# [Objective]
Search the material for the word "this" and report each line where it turns up.

Extracted data entries:
— start —
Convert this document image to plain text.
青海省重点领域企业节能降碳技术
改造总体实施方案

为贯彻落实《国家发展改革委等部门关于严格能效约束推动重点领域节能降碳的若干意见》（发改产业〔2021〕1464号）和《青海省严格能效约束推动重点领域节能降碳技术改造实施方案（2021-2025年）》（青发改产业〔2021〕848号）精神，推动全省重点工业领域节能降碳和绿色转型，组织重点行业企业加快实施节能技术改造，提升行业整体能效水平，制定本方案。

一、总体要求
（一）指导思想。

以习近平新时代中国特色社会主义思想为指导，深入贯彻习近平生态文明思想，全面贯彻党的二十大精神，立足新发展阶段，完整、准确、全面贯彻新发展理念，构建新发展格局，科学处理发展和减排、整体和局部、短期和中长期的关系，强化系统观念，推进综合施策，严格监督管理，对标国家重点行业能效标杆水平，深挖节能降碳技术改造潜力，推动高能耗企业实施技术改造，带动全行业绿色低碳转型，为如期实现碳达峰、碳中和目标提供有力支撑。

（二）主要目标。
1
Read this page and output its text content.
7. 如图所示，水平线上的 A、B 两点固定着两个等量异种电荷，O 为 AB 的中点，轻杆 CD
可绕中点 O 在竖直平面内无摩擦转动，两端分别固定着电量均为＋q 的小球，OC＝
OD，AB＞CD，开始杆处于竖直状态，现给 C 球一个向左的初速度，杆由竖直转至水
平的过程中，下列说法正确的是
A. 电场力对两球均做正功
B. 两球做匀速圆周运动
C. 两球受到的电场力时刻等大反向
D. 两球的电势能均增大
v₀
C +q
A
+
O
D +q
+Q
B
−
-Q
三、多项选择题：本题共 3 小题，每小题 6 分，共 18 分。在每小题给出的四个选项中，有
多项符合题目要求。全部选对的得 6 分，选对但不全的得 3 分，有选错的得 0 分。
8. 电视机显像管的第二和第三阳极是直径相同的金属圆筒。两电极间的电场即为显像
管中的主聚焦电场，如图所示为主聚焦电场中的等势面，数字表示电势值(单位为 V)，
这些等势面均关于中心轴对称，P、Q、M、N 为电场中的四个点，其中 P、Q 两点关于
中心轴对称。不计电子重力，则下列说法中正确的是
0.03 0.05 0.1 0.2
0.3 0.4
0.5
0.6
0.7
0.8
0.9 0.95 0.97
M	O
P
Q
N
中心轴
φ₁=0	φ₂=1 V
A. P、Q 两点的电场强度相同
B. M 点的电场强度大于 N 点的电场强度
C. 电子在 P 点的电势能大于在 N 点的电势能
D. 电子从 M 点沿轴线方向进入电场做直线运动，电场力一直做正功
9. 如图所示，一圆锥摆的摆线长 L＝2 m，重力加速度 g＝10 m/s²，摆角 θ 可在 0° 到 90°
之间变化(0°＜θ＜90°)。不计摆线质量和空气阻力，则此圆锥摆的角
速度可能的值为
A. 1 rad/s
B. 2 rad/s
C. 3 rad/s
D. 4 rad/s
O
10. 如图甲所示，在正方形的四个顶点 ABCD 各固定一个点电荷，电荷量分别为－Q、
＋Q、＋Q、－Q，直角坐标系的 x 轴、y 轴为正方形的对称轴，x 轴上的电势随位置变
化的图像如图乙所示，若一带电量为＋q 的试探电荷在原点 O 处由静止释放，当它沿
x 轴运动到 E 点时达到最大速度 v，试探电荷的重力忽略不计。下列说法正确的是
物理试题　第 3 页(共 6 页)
— end —
# [Exercise answer]
Convert this document image to plain text.
Read this page and output its text content.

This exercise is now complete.